- **Task objective**
From the listing that follows, extract every line and set it down unaltered.

··· Source material

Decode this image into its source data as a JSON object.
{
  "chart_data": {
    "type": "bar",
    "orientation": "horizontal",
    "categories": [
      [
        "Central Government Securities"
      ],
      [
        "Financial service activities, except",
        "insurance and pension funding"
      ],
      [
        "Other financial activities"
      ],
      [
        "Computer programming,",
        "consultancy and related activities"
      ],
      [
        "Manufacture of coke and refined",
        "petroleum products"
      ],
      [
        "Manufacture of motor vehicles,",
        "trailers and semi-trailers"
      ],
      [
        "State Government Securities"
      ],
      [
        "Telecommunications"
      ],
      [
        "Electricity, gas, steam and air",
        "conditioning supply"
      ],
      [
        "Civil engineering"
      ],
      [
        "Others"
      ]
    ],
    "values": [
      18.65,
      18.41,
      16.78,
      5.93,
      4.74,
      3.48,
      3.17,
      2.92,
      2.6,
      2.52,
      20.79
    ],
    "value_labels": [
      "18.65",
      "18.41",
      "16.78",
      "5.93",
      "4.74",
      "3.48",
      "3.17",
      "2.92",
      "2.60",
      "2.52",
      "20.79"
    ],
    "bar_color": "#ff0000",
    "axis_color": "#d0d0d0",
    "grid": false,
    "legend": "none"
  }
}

······

- **Worked answer**
Decode this image into its source data as a JSON object.
{
  "chart_data": {
    "type": "bar",
    "orientation": "horizontal",
    "categories": [
      [
        "Central Government Securities"
      ],
      [
        "Financial service activities, except",
        "insurance and pension funding"
      ],
      [
        "Other financial activities"
      ],
      [
        "Computer programming,",
        "consultancy and related activities"
      ],
      [
        "Manufacture of coke and refined",
        "petroleum products"
      ],
      [
        "Manufacture of motor vehicles,",
        "trailers and semi-trailers"
      ],
      [
        "State Government Securities"
      ],
      [
        "Telecommunications"
      ],
      [
        "Electricity, gas, steam and air",
        "conditioning supply"
      ],
      [
        "Civil engineering"
      ],
      [
        "Others"
      ]
    ],
    "values": [
      18.65,
      18.41,
      16.78,
      5.93,
      4.74,
      3.48,
      3.17,
      2.92,
      2.6,
      2.52,
      20.79
    ],
    "value_labels": [
      "18.65",
      "18.41",
      "16.78",
      "5.93",
      "4.74",
      "3.48",
      "3.17",
      "2.92",
      "2.60",
      "2.52",
      "20.79"
    ],
    "bar_color": "#ff0000",
    "axis_color": "#d0d0d0",
    "grid": false,
    "legend": "none"
  }
}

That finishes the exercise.